---------- ENTRIES SHOWN

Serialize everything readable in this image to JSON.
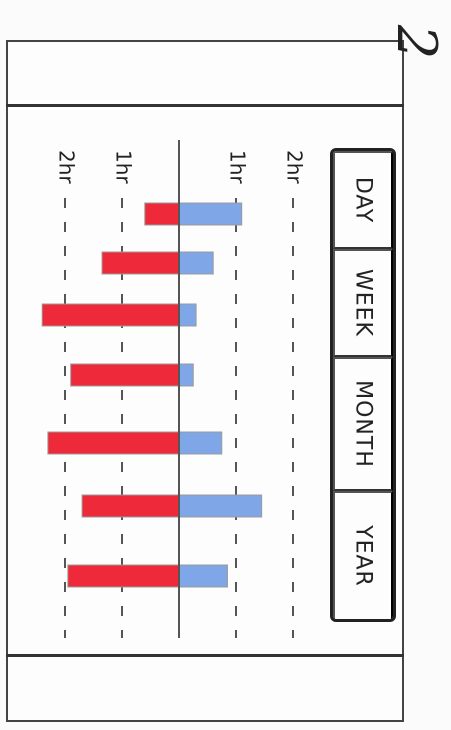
{
  "page_number": "2",
  "tabs": [
    {
      "label": "DAY"
    },
    {
      "label": "WEEK"
    },
    {
      "label": "MONTH"
    },
    {
      "label": "YEAR"
    }
  ],
  "colors": {
    "positive": "#7fa6e6",
    "negative": "#ee2a3a",
    "axis": "#555555",
    "gridline": "#555555"
  },
  "chart_data": {
    "type": "bar",
    "orientation": "horizontal-diverging",
    "title": "",
    "xlabel": "",
    "ylabel": "",
    "tick_labels": [
      "2hr",
      "1hr",
      "1hr",
      "2hr"
    ],
    "tick_values": [
      -2,
      -1,
      1,
      2
    ],
    "xlim": [
      -2.6,
      2.2
    ],
    "grid": true,
    "series": [
      {
        "values": [
          1.1,
          0.6,
          0.3,
          0.25,
          0.75,
          1.45,
          0.85
        ]
      },
      {
        "values": [
          -0.6,
          -1.35,
          -2.4,
          -1.9,
          -2.3,
          -1.7,
          -1.95
        ]
      }
    ]
  }
}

--------------------

● **REQUEST**:
Quote the records in full and exactly; skip any image.

● **SOLUTION FOR THIS EXERCISE**:
Serialize everything readable in this image to JSON.
{
  "page_number": "2",
  "tabs": [
    {
      "label": "DAY"
    },
    {
      "label": "WEEK"
    },
    {
      "label": "MONTH"
    },
    {
      "label": "YEAR"
    }
  ],
  "colors": {
    "positive": "#7fa6e6",
    "negative": "#ee2a3a",
    "axis": "#555555",
    "gridline": "#555555"
  },
  "chart_data": {
    "type": "bar",
    "orientation": "horizontal-diverging",
    "title": "",
    "xlabel": "",
    "ylabel": "",
    "tick_labels": [
      "2hr",
      "1hr",
      "1hr",
      "2hr"
    ],
    "tick_values": [
      -2,
      -1,
      1,
      2
    ],
    "xlim": [
      -2.6,
      2.2
    ],
    "grid": true,
    "series": [
      {
        "values": [
          1.1,
          0.6,
          0.3,
          0.25,
          0.75,
          1.45,
          0.85
        ]
      },
      {
        "values": [
          -0.6,
          -1.35,
          -2.4,
          -1.9,
          -2.3,
          -1.7,
          -1.95
        ]
      }
    ]
  }
}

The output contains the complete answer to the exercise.